Stored data entries:
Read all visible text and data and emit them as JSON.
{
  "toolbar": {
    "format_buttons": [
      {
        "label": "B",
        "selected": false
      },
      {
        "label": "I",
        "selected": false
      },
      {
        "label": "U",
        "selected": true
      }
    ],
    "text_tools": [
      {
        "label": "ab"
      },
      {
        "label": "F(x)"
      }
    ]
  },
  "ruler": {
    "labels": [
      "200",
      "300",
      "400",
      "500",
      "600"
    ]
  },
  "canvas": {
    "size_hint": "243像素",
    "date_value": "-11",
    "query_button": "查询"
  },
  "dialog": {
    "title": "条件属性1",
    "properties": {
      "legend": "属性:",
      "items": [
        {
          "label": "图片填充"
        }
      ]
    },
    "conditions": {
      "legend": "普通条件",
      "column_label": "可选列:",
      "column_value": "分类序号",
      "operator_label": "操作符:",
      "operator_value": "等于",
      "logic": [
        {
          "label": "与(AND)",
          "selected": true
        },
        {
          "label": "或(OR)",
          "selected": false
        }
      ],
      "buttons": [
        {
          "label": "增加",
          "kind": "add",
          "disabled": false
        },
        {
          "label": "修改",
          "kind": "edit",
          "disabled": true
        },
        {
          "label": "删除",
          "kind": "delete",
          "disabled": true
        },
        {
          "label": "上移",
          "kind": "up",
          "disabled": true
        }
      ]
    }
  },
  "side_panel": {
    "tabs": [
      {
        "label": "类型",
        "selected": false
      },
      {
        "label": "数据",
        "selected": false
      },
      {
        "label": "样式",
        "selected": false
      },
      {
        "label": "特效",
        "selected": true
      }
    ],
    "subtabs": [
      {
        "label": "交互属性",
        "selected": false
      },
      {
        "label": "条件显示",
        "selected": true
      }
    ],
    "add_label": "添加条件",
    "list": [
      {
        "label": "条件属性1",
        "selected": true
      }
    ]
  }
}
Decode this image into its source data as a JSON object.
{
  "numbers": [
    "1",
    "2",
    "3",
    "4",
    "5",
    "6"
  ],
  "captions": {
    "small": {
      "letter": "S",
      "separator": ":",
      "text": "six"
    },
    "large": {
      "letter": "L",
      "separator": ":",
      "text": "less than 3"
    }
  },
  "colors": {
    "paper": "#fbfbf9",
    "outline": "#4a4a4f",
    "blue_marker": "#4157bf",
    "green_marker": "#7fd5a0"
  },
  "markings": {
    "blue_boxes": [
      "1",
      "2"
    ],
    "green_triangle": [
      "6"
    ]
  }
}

**The task**
Write out the entries above once more, without altering anything.

**Response to the task**
Read all visible text and data and emit them as JSON.
{
  "toolbar": {
    "format_buttons": [
      {
        "label": "B",
        "selected": false
      },
      {
        "label": "I",
        "selected": false
      },
      {
        "label": "U",
        "selected": true
      }
    ],
    "text_tools": [
      {
        "label": "ab"
      },
      {
        "label": "F(x)"
      }
    ]
  },
  "ruler": {
    "labels": [
      "200",
      "300",
      "400",
      "500",
      "600"
    ]
  },
  "canvas": {
    "size_hint": "243像素",
    "date_value": "-11",
    "query_button": "查询"
  },
  "dialog": {
    "title": "条件属性1",
    "properties": {
      "legend": "属性:",
      "items": [
        {
          "label": "图片填充"
        }
      ]
    },
    "conditions": {
      "legend": "普通条件",
      "column_label": "可选列:",
      "column_value": "分类序号",
      "operator_label": "操作符:",
      "operator_value": "等于",
      "logic": [
        {
          "label": "与(AND)",
          "selected": true
        },
        {
          "label": "或(OR)",
          "selected": false
        }
      ],
      "buttons": [
        {
          "label": "增加",
          "kind": "add",
          "disabled": false
        },
        {
          "label": "修改",
          "kind": "edit",
          "disabled": true
        },
        {
          "label": "删除",
          "kind": "delete",
          "disabled": true
        },
        {
          "label": "上移",
          "kind": "up",
          "disabled": true
        }
      ]
    }
  },
  "side_panel": {
    "tabs": [
      {
        "label": "类型",
        "selected": false
      },
      {
        "label": "数据",
        "selected": false
      },
      {
        "label": "样式",
        "selected": false
      },
      {
        "label": "特效",
        "selected": true
      }
    ],
    "subtabs": [
      {
        "label": "交互属性",
        "selected": false
      },
      {
        "label": "条件显示",
        "selected": true
      }
    ],
    "add_label": "添加条件",
    "list": [
      {
        "label": "条件属性1",
        "selected": true
      }
    ]
  }
}
Decode this image into its source data as a JSON object.
{
  "numbers": [
    "1",
    "2",
    "3",
    "4",
    "5",
    "6"
  ],
  "captions": {
    "small": {
      "letter": "S",
      "separator": ":",
      "text": "six"
    },
    "large": {
      "letter": "L",
      "separator": ":",
      "text": "less than 3"
    }
  },
  "colors": {
    "paper": "#fbfbf9",
    "outline": "#4a4a4f",
    "blue_marker": "#4157bf",
    "green_marker": "#7fd5a0"
  },
  "markings": {
    "blue_boxes": [
      "1",
      "2"
    ],
    "green_triangle": [
      "6"
    ]
  }
}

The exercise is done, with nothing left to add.